§ **Task**: Print every entry exactly as written.

§ **Data listing**:
———

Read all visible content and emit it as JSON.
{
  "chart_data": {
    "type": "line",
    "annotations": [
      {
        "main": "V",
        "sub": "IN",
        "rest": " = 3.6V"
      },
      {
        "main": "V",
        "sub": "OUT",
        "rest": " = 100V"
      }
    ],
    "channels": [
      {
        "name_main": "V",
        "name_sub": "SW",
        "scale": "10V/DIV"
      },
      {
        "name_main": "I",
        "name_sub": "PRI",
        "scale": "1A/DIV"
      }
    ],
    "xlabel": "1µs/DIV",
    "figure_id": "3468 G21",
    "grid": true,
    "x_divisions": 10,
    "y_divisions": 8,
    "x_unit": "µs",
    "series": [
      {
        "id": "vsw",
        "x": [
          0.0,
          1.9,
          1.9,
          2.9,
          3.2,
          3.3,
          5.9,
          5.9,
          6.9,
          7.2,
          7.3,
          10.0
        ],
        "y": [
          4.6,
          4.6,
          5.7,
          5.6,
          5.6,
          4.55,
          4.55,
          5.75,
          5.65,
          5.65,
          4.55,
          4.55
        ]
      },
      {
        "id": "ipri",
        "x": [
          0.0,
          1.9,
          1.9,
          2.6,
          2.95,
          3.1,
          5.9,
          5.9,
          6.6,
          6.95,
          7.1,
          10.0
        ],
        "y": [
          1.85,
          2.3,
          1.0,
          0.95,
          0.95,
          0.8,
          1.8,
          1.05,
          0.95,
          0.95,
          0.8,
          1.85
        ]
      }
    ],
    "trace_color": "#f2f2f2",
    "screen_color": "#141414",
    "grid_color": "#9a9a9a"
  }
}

———

§ **Response to this exercise**:
Read all visible content and emit it as JSON.
{
  "chart_data": {
    "type": "line",
    "annotations": [
      {
        "main": "V",
        "sub": "IN",
        "rest": " = 3.6V"
      },
      {
        "main": "V",
        "sub": "OUT",
        "rest": " = 100V"
      }
    ],
    "channels": [
      {
        "name_main": "V",
        "name_sub": "SW",
        "scale": "10V/DIV"
      },
      {
        "name_main": "I",
        "name_sub": "PRI",
        "scale": "1A/DIV"
      }
    ],
    "xlabel": "1µs/DIV",
    "figure_id": "3468 G21",
    "grid": true,
    "x_divisions": 10,
    "y_divisions": 8,
    "x_unit": "µs",
    "series": [
      {
        "id": "vsw",
        "x": [
          0.0,
          1.9,
          1.9,
          2.9,
          3.2,
          3.3,
          5.9,
          5.9,
          6.9,
          7.2,
          7.3,
          10.0
        ],
        "y": [
          4.6,
          4.6,
          5.7,
          5.6,
          5.6,
          4.55,
          4.55,
          5.75,
          5.65,
          5.65,
          4.55,
          4.55
        ]
      },
      {
        "id": "ipri",
        "x": [
          0.0,
          1.9,
          1.9,
          2.6,
          2.95,
          3.1,
          5.9,
          5.9,
          6.6,
          6.95,
          7.1,
          10.0
        ],
        "y": [
          1.85,
          2.3,
          1.0,
          0.95,
          0.95,
          0.8,
          1.8,
          1.05,
          0.95,
          0.95,
          0.8,
          1.85
        ]
      }
    ],
    "trace_color": "#f2f2f2",
    "screen_color": "#141414",
    "grid_color": "#9a9a9a"
  }
}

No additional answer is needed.